In the material below, find every line with "ᏚᏛᏜᏝᏞᏟᏠᏡᏢᏣᏤᏥᏦᏧᏨᏩᏪᏫᏬᏭᏮᏯᏰᏱᏲᏳᏴ" and pull it out.

(begin)

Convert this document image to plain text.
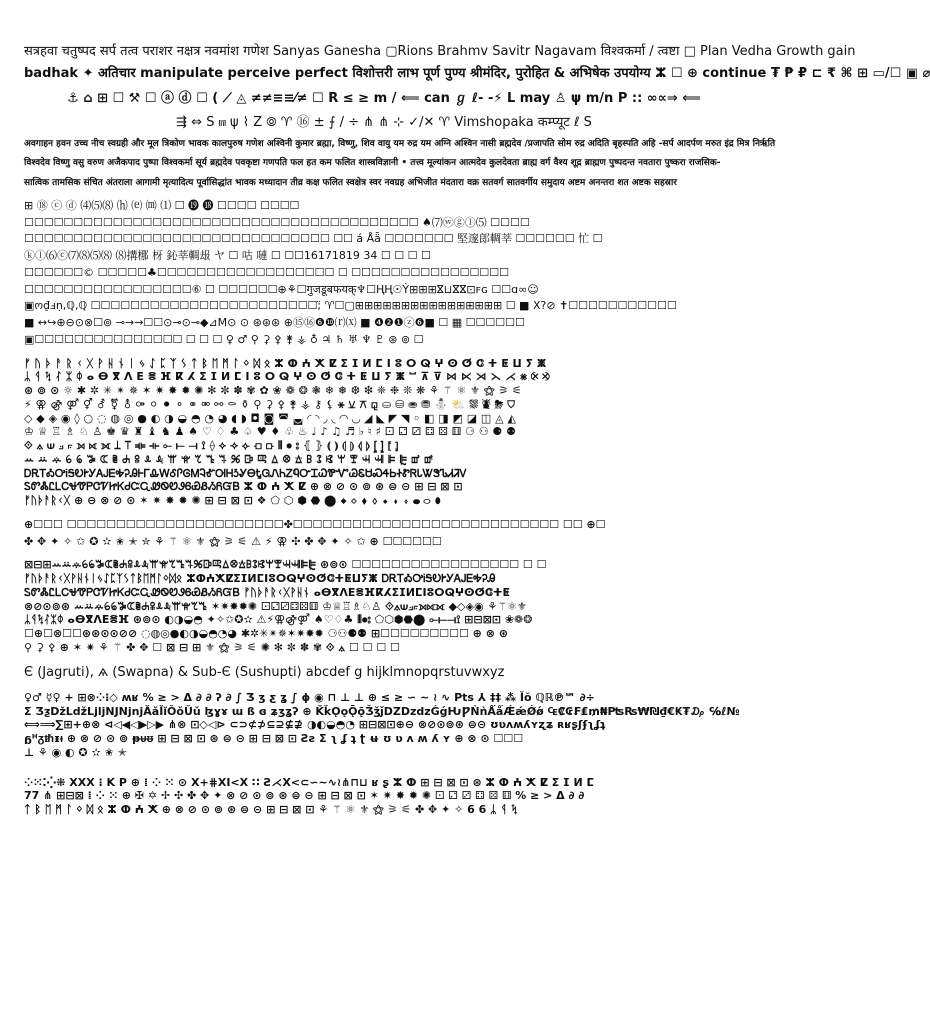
सत्रहवा चतुष्पद सर्प तत्व पराशर नक्षत्र नवमांश गणेश Sanyas Ganesha ▢Rions Brahmv Savitr Nagavam विश्वकर्मा / त्वष्टा □ Plan Vedha Growth gain
badhak ✦ अतिचार manipulate perceive perfect विशोत्तरी लाभ पूर्ण पुण्य श्रीमंदिर, पुरोहित & अभिषेक उपयोग्य ⵣ ☐ ⊕ continue ₮ ₱ ₽ ⊏ ₹ ⌘ ⊞ ▭/☐ ▣ ⌀
⚓ ⌂ ⊞ ☐ ⚒ ☐ ⓐ ⓓ ☐ ( ⟋ ◬ ≠≠≡≡⁄≠ ☐ R ≤ ≥ m / ⟸ can ℊ ℓ- -⚡ L may ♙ ψ m/n P :: ∞∝⇒ ⟸
⇶ ⇔ S ⩎ ψ ⌇ Z ⦾ ♈ ⑯ ± ⨍ / ÷ ⋔ ⋔ ⊹ ✓/✕ ♈ Vimshopaka कम्प्यूट ℓ S
अवगाहन हवन उच्च नीच स्वग्रही और मूल त्रिकोण भावक कालपुरुष गणेश अश्विनी कुमार ब्रह्मा, विष्णु, शिव वायु यम रुद्र यम अग्नि अश्विन नासी ब्रह्मदेव /प्रजापति सोम रुद्र अदिति बृहस्पति अहि -सर्प आदर्पण मरुत इंद्र मित्र निर्ऋति
विश्वदेव विष्णु वसु वरुण अजैकपाद पुष्पा विश्वकर्मा सूर्य ब्रह्मदेव पवकृष्टा गणपति फल हत कम फलित शास्त्रविज्ञानी • तत्त्व मूल्यांकन आत्मदेव कुलदेवता ब्राह्म वर्ग वैश्य शूद्र ब्राह्मण पुष्पदन्त नवतारा पुष्करा राजसिक-
सात्विक तामसिक संचित अंतराला आगामी मृत्यादित्य पूर्वासिद्धांत भावक मध्यादान तीव्र कक्ष फलित स्वक्षेत्र स्वर नवग्रह अभिजीत मंदतारा वक्र सतवर्ग सातवर्गीय समुदाय अष्टम अनन्तरा शत अष्टक सहस्रार
⊞ ⑱ ⓒ ⓓ ⑷⑸⑻ ⒣ ⒠ ⒨ ⑴ ☐ ⓳ ⓲ ☐☐☐☐ ☐☐☐☐
☐☐☐☐☐☐☐☐☐☐☐☐☐☐☐☐☐☐☐☐☐☐☐☐☐☐☐☐☐☐☐☐☐☐☐☐☐☐☐☐ ♠⑺ⓦⓖⓛ⑸ ☐☐☐☐
☐☐☐☐☐☐☐☐☐☐☐☐☐☐☐☐☐☐☐☐☐☐☐☐☐☐☐☐☐☐☐ ☐☐ á Åǟ ☐☐☐☐☐☐☐ 堅邃郎輖莘 ☐☐☐☐☐☐ 忙 ☐
ⓚⓛ⑹ⓒ⑺⑻⑸⑻ ⑻搆梛 枒 鈊莘輖叝 ヤ ☐ 咕 嗹 ☐ ☐☐16171819 34 ☐ ☐ ☐ ☐
☐☐☐☐☐☐© ☐☐☐☐☐♣☐☐☐☐☐☐☐☐☐☐☐☐☐☐☐☐☐☐ ☐ ☐☐☐☐☐☐☐☐☐☐☐☐☐☐☐☐
☐☐☐☐☐☐☐☐☐☐☐☐☐☐☐☐☐⑥ ☐ ☐☐☐☐☐☐⊕⚘☐गुजडूबफयक्♆☐ⱧⱧ☉Ẏ⊞⊞⊞ⴵ⊔ⴵⴵ⊡ꜰɢ ☐☐ɑ∞☺
▣ო₫ⅎṇ,ℚ,ℚ ☐☐☐☐☐☐☐☐☐☐☐☐☐☐☐☐☐☐☐☐☐☐☐;̈ ♈☐▢⊞⊞⊞⊞⊞⊞⊞⊞⊞⊞⊞⊞⊞⊞⊞⊞ ☐ ■ X?⊘ ✝☐☐☐☐☐☐☐☐☐☐☐
■ ↔↪⊕⊖⊙⊗☐⊚ ⊸→→☐☐⊙⊸⊙⊸◆⊿M⊙ ⊙ ⊛⊛⊛ ⊕⑮⑯❻❿⒭⒳ ■ ❹❷❶ⓩ❻■ ☐ ▦ ☐☐☐☐☐☐
▣☐☐☐☐☐☐☐☐☐☐☐☐☐☐☐ ☐ ☐ ☐ ♀ ♂ ⚲ ⚳ ⚴ ⚵ ⚶ ♁ ♃ ♄ ♅ ♆ ♇ ⊛ ⊚ ☐
ᚠ ᚢ ᚦ ᚨ ᚱ ᚲ ᚷ ᚹ ᚺ ᚾ ᛁ ᛃ ᛇ ᛈ ᛉ ᛊ ᛏ ᛒ ᛖ ᛗ ᛚ ᛜ ᛞ ᛟ ⵣ ⵀ ⵄ ⵅ ⵇ ⵉ ⵊ ⵍ ⵎ ⵏ ⵓ ⵔ ⵕ ⵖ ⵙ ⵚ ⵛ ⵜ ⵟ ⵡ ⵢ ⵥ
ᛦ ᛩ ᛪ ᛮ ᛯ ᛰ ⴰ ⴱ ⴳ ⴷ ⴹ ⴻ ⴼ ⴽ ⵃ ⵉ ⵊ ⵍ ⵎ ⵏ ⵓ ⵔ ⵕ ⵖ ⵙ ⵚ ⵛ ⵜ ⵟ ⵡ ⵢ ⵥ ⵯ ⊼ ⊽ ⋈ ⋉ ⋊ ⋋ ⋌ ⨳ ⨴ ⨵
⊛ ⊚ ⊙ ☼ ✱ ✲ ✳ ✴ ✵ ✶ ✷ ✸ ✹ ✺ ✻ ✼ ✽ ✾ ✿ ❀ ❁ ❂ ❃ ❄ ❅ ❆ ❇ ❈ ❉ ❊ ❋ ⚘ ⚚ ⚛ ⚜ ⚝ ⚞ ⚟
⚡ ⚢ ⚣ ⚤ ⚥ ⚦ ⚧ ⚨ ⚩ ⚪ ⚫ ⚬ ⚭ ⚮ ⚯ ⚰ ⚱ ⚲ ⚳ ⚴ ⚵ ⚶ ⚷ ⚸ ⚹ ⚺ ⚻ ⚼ ⛀ ⛁ ⛂ ⛃ ⛄ ⛅ ⛆ ⛇ ⛈ ⛉
◇ ◆ ◈ ◉ ◊ ○ ◌ ◍ ◎ ● ◐ ◑ ◒ ◓ ◔ ◕ ◖ ◗ ◘ ◙ ◚ ◛ ◜ ◝ ◞ ◟ ◠ ◡ ◢ ◣ ◤ ◥ ◦ ◧ ◨ ◩ ◪ ◫ ◬ ◭
♔ ♕ ♖ ♗ ♘ ♙ ♚ ♛ ♜ ♝ ♞ ♟ ♠ ♡ ♢ ♣ ♤ ♥ ♦ ♧ ♨ ♩ ♪ ♫ ♬ ♭ ♮ ♯ ⚀ ⚁ ⚂ ⚃ ⚄ ⚅ ⚆ ⚇ ⚈ ⚉
⟐ ⟑ ⟒ ⟓ ⟔ ⟕ ⟖ ⟗ ⟘ ⟙ ⟚ ⟛ ⟜ ⟝ ⟞ ⟟ ⟠ ⟡ ⟢ ⟣ ⟤ ⟥ ⦀ ⦁ ⦂ ⦃ ⦄ ⦅ ⦆ ⦇ ⦈ ⦉ ⦊ ⦋ ⦌ ⦍ ⦎
ꕀ ꕁ ꕂ ꕃ ꕄ ꕅ ꕆ ꕇ ꕈ ꕉ ꕊ ꕋ ꕌ ꕍ ꕎ ꕏ ꕐ ꕑ ꕒ ꕓ ꕔ ꕕ ꕖ ꕗ ꕘ ꕙ ꕚ ꕛ ꕜ ꕝ ꕞ ꕟ ꕠ ꕡ
ᎠᎡᎢᎣᎤᎥᎦᎧᎨᎩᎪᎫᎬᎭᎮᎯᎰᎱᎲᎳᎴᎵᎶᎷᎸᎹᎺᎻᎼᎽᎾᎿᏀᏁᏂᏃᏄᏅᏆᏇᏈᏉᏊᏋᏌᏍᏎᏏᏐᏑᏒᏓᏔᏕᏖᏗᏘᏙ
ᏚᏛᏜᏝᏞᏟᏠᏡᏢᏣᏤᏥᏦᏧᏨᏩᏪᏫᏬᏭᏮᏯᏰᏱᏲᏳᏴ ⵣ ⵀ ⵄ ⵅ ⵇ ⊕ ⊗ ⊘ ⊙ ⊚ ⊛ ⊜ ⊝ ⊞ ⊟ ⊠ ⊡
ᚠᚢᚦᚨᚱᚲᚷ ⊕ ⊖ ⊗ ⊘ ⊙ ✶ ✷ ✸ ✹ ✺ ⊞ ⊟ ⊠ ⊡ ❖ ⬠ ⬡ ⬢ ⬣ ⬤ ⬥ ⬦ ⬧ ⬨ ⬩ ⬪ ⬫ ⬬ ⬭ ⬮
⊕☐☐☐ ☐☐☐☐☐☐☐☐☐☐☐☐☐☐☐☐☐☐☐☐☐☐✤☐☐☐☐☐☐☐☐☐☐☐☐☐☐☐☐☐☐☐☐☐☐☐☐☐☐☐ ☐☐ ⊕☐
✤ ✥ ✦ ✧ ✩ ✪ ✫ ✬ ✭ ✮ ⚘ ⚚ ⚛ ⚜ ⚝ ⚞ ⚟ ⚠ ⚡ ⚢ ✣ ✤ ✥ ✦ ✧ ✩ ⊕ ☐☐☐☐☐☐
⊠⊟⊞ꕀꕁꕂꕃꕄꕅꕆꕇꕈꕉꕊꕋꕌꕍꕎꕏꕐꕑꕒꕓꕔꕕꕖꕗꕘꕙꕚꕛꕜꕝꕞꕟ ⊛⊚⊙ ☐☐☐☐☐☐☐☐☐☐☐☐☐☐☐☐☐ ☐ ☐
ᚠᚢᚦᚨᚱᚲᚷᚹᚺᚾᛁᛃᛇᛈᛉᛊᛏᛒᛖᛗᛚᛜᛞᛟ ⵣⵀⵄⵅⵇⵉⵊⵍⵎⵏⵓⵔⵕⵖⵙⵚⵛⵜⵟⵡⵢⵥ ᎠᎡᎢᎣᎤᎥᎦᎧᎨᎩᎪᎫᎬᎭᎮᎯ
ᏚᏛᏜᏝᏞᏟᏠᏡᏢᏣᏤᏥᏦᏧᏨᏩᏪᏫᏬᏭᏮᏯᏰᏱᏲᏳᏴ ᚠᚢᚦᚨᚱᚲᚷᚹᚺᚾ ⴰⴱⴳⴷⴹⴻⴼⴽⵃⵉⵊⵍⵎⵏⵓⵔⵕⵖⵙⵚⵛⵜⵟ
⊗⊘⊙⊚⊛ ꕀꕁꕂꕃꕄꕅꕆꕇꕈꕉꕊꕋꕌꕍꕎꕏ ✶✷✸✹✺ ⚀⚁⚂⚃⚄⚅ ♔♕♖♗♘♙ ⟐⟑⟒⟓⟔⟕⟖⟗ ◆◇◈◉ ⚘⚚⚛⚜
ᛦᛩᛪᛮᛯᛰ ⴰⴱⴳⴷⴹⴻⴼ ⊛⊚⊙ ◐◑◒◓ ✦✧✩✪✫ ⚠⚡⚢⚣⚤ ♠♡♢♣ ⦀⦁⦂ ⬠⬡⬢⬣⬤ ⟜⟝⟞⟟ ⊞⊟⊠⊡ ❀❁❂
☐⊕☐⊗☐☐⊛⊛⊙⊙⊘⊘ ◌◍◎●◐◑◒◓◔◕ ✱✲✳✴✵✶✷✸✹ ⚆⚇⚈⚉ ⊞☐☐☐☐☐☐☐☐☐ ⊕ ⊗ ⊛
⚲ ⚳ ⚴ ⊕ ✶ ✷ ⚘ ⚚ ✤ ✥ ☐ ⊠ ⊟ ⊞ ⚜ ⚝ ⚞ ⚟ ✺ ✻ ✼ ✽ ✾ ⟐ ⟑ ☐ ☐ ☐ ☐
Є (Jagruti), ѧ (Swapna) & Sub-Є (Sushupti) abcdef g hijklmnopqrstuvwxyz
♀♂ ☿♀ + ⊞⊗⁘⁝◇ ʍʁ % ≥ > Δ ∂ ∂ ʔ ∂ ∫ Ʒ ʒ ƹ ʓ ∫ ɸ ◉ ⊓ ⊥ ⊥ ⊕ ≤ ≥ ∽ ∼ ≀ ∿ Pts ⅄ ‡‡ ⁂ Ĭŏ ℚℝ℗℠ ∂÷
Ʃ ƷƺǅLǆLjljNJNjnjǍǎǏǐǑǒǓǔ ɮɣɤ ɯ ß ɞ ʑʒʓʔ ⊕ ǨǩǪǫǬǭǮǯǰǱǲǳǴǵǶǷǸǹǺǻǼǽǾǿ ₠₡₢₣₤₥₦₧₨₩₪₫€₭₮₯ ℅ℓ№
⟺⟹∑⊞+⊕⊗ ⊲◁◀◁▶▷▶ ⋔⊗ ⊡◇◁⊳ ⊂⊃⊄⊅⊆⊇⊈⊉ ◑◐◒◓◔ ⊞⊟⊠⊡⊕⊖ ⊗⊘⊙⊚⊛ ⊜⊝ ʊʋʌʍʎʏʐʑ ʀʁʂʃʄʅʆʇ
ᵷᵸᵹᵺᵻᵼ ⊕ ⊗ ⊘ ⊙ ⊚ ᵽᵾᵿ ⊞ ⊟ ⊠ ⊡ ⊛ ⊜ ⊝ ⊞ ⊟ ⊠ ⊡ Ƨƨ Ʃ ʅ ʆ ʇ ʈ ʉ ʊ ʋ ʌ ʍ ʎ ʏ ⊕ ⊗ ⊙ ☐☐☐
⊥ ⚘ ◉ ◐ ✪ ✫ ✬ ✭
⁘⁙⁚⁛⁜ XXX ⁝ K P ⊕ ⁞ ⁘ ⁙ ⊙ X+⋕XI<X ∷ Ƨ⋌X<⊂∽∼∿≀⋔⊓⊔ ʁ ʂ ⵣ ⵀ ⊞ ⊟ ⊠ ⊡ ⊛ ⵣ ⵀ ⵄ ⵅ ⵇ ⵉ ⵊ ⵍ ⵎ
77 ⋔ ⊞⊟⊠ ⁞ ⁘ ⁙ ⊕ ✠ ✡ ✢ ✣ ✤ ✥ ✦ ⊗ ⊘ ⊙ ⊚ ⊛ ⊜ ⊝ ⊞ ⊟ ⊠ ⊡ ✶ ✷ ✸ ✹ ✺ ⚀ ⚁ ⚂ ⚃ ⚄ ⚅ % ≥ > Δ ∂ ∂
ᛏ ᛒ ᛖ ᛗ ᛚ ᛜ ᛞ ᛟ ⵣ ⵀ ⵄ ⵅ ⊕ ⊗ ⊘ ⊙ ⊚ ⊛ ⊜ ⊝ ⊞ ⊟ ⊠ ⊡ ⚘ ⚚ ⚛ ⚜ ⚝ ⚞ ⚟ ✤ ✥ ✦ ✧ 6 6 ᛦ ᛩ ᛪ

(end)

> **Final result**
ᏚᏛᏜᏝᏞᏟᏠᏡᏢᏣᏤᏥᏦᏧᏨᏩᏪᏫᏬᏭᏮᏯᏰᏱᏲᏳᏴ ⵣ ⵀ ⵄ ⵅ ⵇ ⊕ ⊗ ⊘ ⊙ ⊚ ⊛ ⊜ ⊝ ⊞ ⊟ ⊠ ⊡
ᏚᏛᏜᏝᏞᏟᏠᏡᏢᏣᏤᏥᏦᏧᏨᏩᏪᏫᏬᏭᏮᏯᏰᏱᏲᏳᏴ ᚠᚢᚦᚨᚱᚲᚷᚹᚺᚾ ⴰⴱⴳⴷⴹⴻⴼⴽⵃⵉⵊⵍⵎⵏⵓⵔⵕⵖⵙⵚⵛⵜⵟ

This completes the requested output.